» **Tasks to perform**
**1)** List every date that appears in the blog excerpt.
**2)** In the blog excerpt, which Bible verse does the writer say the Lord brought to mind?
**3)** Copy the blog excerpt from "Sorry for the long" to "This boy...", swapping "pictures" for "photos".

» **Selected excerpt**
Segment Open

I sat down in my kitchen and cried!! I thought..."I just can't do any more!! Now I have to vaccuum and mop the whole downstairs so Logan doesn't find any glass in his little hands when he's crawling around." I found glass from my front door all the way to my kitchen sink.
Somewhere in the middle of my own internal meltdown and temper tantrum, the Lord brought this verse to mind. "I can do all things through Christ who strengthens me" ~ Philippians 4:13. All day I've been thinking...I can't do it, I can't stay awake, I can't discipline him one more time, I can't fight him through one more diaper change, I can't do one more load of dishes, etc. WHAT?! I CAN!! There is no reason whatsoever that I can't do these things. I have a Jesus that gives me the strength and grace to do one more thing, one more time, with one more attitude check.
So...I'm feeling a little defeated since it took me until 9 o'clock tonight to recognize this horrendous attitude I've had all day. I'm feeling like a bad momma who had a rotten attitude with my sick little boy all day. I'm feeling like a wife who should have been far more cheerful this evening than I was. And...I'm feeling convicted that my attitude was as awful as it was, and all for really minor circumstances. There are people, lots of them, out there today in far worse places, dealing with far harder things, and I have been so nasty all day! But, I'm trying to remind myself of Christ's forgiveness and grace, both of which I do not deserve. I'm thanking God for reminding me of His strength, and giving me the strength to mop the house and get through the rest of my evening. And I'm praying for a better tomorrow.
Sorry for the long rambling post, my brain is not functional enough to get more concise!! And sorry for the bad pictures, they're from my cell phone
Tuesday, November 3, 2009
This boy...
Our little man loves his music, that's for sure!! He's such a goof. Sorry it's not the best quality, it's from his daddy's cell phone. Still pretty funny though.
Sunday, October 18, 2009
His first little "tooph"
Such a cutie :)
Saturday, October 17, 2009
Fells Point Fun Festival
This festival is one of our favorite things in the city! Going this year was our second time, and it was every bit as enjoyable as the first, although a little more work pushing the stroller on the cobblestone through VERY large crowds. It's so fun to see the vast array of people that come out to this day - it's the full spectrum! This is one of the fun thigns of living in the city. At this festival, you'll find your more traditional craft fair items alongside the very modern and artsy photographers, with the one-man band drummer, guitar player and singer across the street. It's great to see the diversity.

Segment Closed

» **Available data**
Segment Open

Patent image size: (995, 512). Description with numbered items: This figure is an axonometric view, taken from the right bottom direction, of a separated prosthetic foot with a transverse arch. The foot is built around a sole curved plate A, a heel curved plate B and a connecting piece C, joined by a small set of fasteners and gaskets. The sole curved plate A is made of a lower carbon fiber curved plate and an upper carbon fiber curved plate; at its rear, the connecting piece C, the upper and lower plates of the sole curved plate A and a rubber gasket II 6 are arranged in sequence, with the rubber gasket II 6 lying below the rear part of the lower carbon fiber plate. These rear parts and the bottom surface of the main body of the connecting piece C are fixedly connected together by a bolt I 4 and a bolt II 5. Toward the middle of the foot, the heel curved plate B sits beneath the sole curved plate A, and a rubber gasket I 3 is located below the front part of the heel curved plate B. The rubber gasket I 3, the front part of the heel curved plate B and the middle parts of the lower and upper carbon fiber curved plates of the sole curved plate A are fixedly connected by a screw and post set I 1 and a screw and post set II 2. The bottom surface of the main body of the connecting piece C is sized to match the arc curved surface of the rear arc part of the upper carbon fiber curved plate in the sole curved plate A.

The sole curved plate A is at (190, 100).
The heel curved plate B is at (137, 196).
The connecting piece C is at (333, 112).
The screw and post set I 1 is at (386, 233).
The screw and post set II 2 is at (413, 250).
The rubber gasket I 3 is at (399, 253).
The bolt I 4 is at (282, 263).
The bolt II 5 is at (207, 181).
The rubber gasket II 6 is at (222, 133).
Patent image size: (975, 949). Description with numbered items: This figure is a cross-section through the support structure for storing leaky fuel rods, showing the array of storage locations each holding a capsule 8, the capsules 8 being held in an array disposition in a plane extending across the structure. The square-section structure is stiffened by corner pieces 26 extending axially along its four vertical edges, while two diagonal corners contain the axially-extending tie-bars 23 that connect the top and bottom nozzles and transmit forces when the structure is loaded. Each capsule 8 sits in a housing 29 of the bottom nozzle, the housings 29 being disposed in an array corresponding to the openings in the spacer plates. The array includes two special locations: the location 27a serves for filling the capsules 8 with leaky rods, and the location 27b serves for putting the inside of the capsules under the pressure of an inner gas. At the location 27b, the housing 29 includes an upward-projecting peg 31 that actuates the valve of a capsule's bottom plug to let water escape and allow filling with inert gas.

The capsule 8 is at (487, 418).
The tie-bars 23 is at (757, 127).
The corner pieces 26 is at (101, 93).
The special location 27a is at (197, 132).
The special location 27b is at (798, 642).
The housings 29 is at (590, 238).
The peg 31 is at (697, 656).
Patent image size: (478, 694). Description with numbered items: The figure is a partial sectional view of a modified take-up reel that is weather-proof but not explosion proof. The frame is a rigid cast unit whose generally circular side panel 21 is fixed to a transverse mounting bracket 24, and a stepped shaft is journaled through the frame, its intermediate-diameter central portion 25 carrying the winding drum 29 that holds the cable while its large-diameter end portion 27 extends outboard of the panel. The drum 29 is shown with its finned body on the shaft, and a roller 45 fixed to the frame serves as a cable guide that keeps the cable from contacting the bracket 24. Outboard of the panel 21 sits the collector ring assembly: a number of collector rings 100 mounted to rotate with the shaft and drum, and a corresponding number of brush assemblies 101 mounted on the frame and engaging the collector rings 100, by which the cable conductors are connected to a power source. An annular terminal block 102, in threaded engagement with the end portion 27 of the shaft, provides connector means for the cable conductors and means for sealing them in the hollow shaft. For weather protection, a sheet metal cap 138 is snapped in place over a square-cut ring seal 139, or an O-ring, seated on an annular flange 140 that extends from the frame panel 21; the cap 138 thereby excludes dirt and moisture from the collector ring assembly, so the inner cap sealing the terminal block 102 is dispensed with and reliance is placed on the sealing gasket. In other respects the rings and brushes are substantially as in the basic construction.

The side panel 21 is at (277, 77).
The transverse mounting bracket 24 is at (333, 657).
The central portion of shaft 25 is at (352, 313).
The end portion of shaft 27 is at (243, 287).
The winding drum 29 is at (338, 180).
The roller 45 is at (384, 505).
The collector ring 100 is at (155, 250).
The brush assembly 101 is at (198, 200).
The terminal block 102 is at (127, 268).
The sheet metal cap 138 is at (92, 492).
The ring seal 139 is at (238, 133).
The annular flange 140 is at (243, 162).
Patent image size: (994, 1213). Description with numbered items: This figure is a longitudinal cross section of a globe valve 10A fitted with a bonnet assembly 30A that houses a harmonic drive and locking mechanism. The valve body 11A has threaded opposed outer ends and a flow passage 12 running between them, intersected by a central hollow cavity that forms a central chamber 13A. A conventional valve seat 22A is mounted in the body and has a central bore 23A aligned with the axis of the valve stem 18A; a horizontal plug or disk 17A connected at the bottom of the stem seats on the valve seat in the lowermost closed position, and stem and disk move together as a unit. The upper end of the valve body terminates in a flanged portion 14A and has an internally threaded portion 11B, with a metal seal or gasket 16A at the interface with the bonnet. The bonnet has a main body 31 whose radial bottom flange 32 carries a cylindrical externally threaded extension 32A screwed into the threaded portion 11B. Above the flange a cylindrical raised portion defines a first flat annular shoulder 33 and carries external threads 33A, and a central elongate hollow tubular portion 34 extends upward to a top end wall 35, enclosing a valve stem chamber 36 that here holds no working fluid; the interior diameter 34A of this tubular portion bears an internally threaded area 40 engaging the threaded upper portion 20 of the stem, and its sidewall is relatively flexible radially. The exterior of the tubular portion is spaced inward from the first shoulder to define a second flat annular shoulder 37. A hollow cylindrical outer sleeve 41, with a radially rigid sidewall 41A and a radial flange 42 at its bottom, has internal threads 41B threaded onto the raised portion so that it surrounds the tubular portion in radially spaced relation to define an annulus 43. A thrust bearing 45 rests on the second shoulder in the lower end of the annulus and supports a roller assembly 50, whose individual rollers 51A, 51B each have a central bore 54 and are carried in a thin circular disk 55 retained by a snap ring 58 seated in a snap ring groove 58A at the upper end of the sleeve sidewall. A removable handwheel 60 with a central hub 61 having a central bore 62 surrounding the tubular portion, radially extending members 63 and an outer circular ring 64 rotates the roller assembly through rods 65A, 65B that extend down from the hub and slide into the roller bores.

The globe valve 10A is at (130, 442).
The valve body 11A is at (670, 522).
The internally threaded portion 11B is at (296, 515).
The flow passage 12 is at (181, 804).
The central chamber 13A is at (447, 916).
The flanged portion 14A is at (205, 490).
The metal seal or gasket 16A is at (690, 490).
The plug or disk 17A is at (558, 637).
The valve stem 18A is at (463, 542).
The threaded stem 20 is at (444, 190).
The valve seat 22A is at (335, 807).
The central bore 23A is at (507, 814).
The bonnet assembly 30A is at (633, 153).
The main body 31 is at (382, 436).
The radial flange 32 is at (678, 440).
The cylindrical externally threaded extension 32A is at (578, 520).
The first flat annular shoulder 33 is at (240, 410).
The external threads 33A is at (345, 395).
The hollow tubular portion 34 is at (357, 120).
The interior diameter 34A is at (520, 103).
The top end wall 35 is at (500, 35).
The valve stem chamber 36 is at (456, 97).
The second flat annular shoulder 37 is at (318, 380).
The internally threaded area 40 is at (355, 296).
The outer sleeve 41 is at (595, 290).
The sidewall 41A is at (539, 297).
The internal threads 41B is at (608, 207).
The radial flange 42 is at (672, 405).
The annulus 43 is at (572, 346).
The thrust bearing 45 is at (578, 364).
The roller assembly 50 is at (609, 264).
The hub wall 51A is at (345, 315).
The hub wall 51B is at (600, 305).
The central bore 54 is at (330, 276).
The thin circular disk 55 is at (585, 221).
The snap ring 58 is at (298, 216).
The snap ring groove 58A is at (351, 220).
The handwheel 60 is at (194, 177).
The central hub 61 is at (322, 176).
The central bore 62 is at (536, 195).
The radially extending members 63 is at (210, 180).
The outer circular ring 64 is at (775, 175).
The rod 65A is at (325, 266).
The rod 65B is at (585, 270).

Segment Closed

» **Task results**
**1)**
Tuesday, November 3, 2009
Sunday, October 18, 2009
Saturday, October 17, 2009

**2)** Philippians 4:13, "I can do all things through Christ who strengthens me."

**3)**
Sorry for the long rambling post, my brain is not functional enough to get more concise!! And sorry for the bad photos, they're from my cell phone
Tuesday, November 3, 2009
This boy...